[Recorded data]
*** Begin section ***

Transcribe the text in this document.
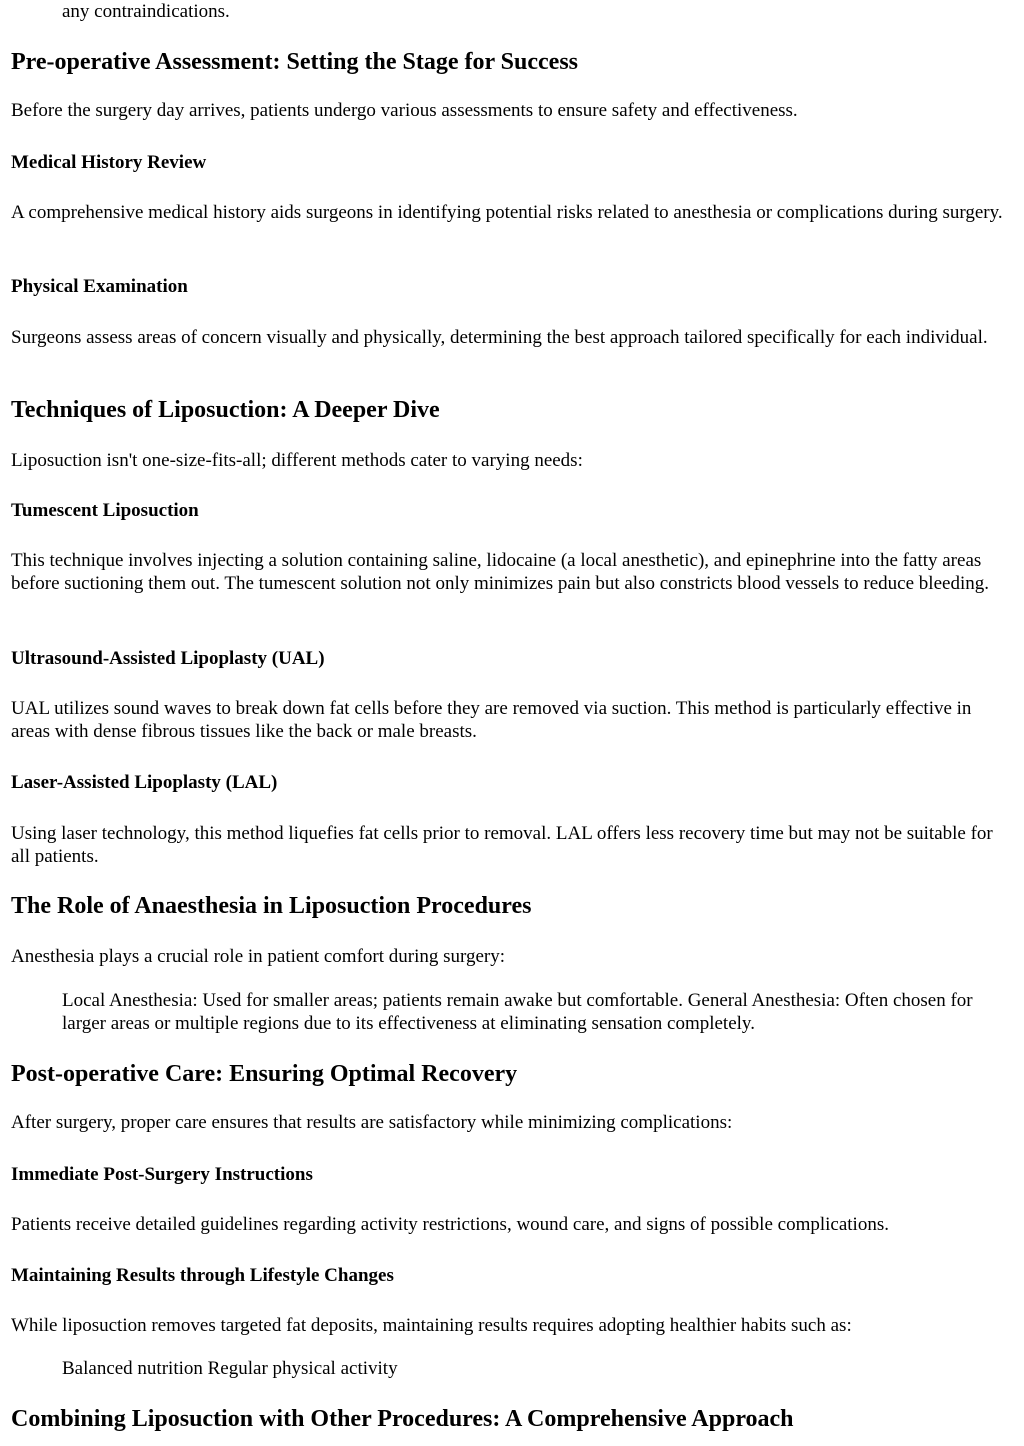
any contraindications.

Pre-operative Assessment: Setting the Stage for Success

Before the surgery day arrives, patients undergo various assessments to ensure safety and effectiveness.

Medical History Review

A comprehensive medical history aids surgeons in identifying potential risks related to anesthesia or complications during surgery.

Physical Examination

Surgeons assess areas of concern visually and physically, determining the best approach tailored specifically for each individual.

Techniques of Liposuction: A Deeper Dive

Liposuction isn't one-size-fits-all; different methods cater to varying needs:

Tumescent Liposuction

This technique involves injecting a solution containing saline, lidocaine (a local anesthetic), and epinephrine into the fatty areas before suctioning them out. The tumescent solution not only minimizes pain but also constricts blood vessels to reduce bleeding.

Ultrasound-Assisted Lipoplasty (UAL)

UAL utilizes sound waves to break down fat cells before they are removed via suction. This method is particularly effective in areas with dense fibrous tissues like the back or male breasts.

Laser-Assisted Lipoplasty (LAL)

Using laser technology, this method liquefies fat cells prior to removal. LAL offers less recovery time but may not be suitable for all patients.

The Role of Anaesthesia in Liposuction Procedures

Anesthesia plays a crucial role in patient comfort during surgery:

Local Anesthesia: Used for smaller areas; patients remain awake but comfortable. General Anesthesia: Often chosen for larger areas or multiple regions due to its effectiveness at eliminating sensation completely.

Post-operative Care: Ensuring Optimal Recovery

After surgery, proper care ensures that results are satisfactory while minimizing complications:

Immediate Post-Surgery Instructions

Patients receive detailed guidelines regarding activity restrictions, wound care, and signs of possible complications.

Maintaining Results through Lifestyle Changes

While liposuction removes targeted fat deposits, maintaining results requires adopting healthier habits such as:

Balanced nutrition Regular physical activity

Combining Liposuction with Other Procedures: A Comprehensive Approach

*** End section ***

▶ What to do
Within the entries, count the lines containing the string "during" and state nothing but the result.

▶ Expected output
2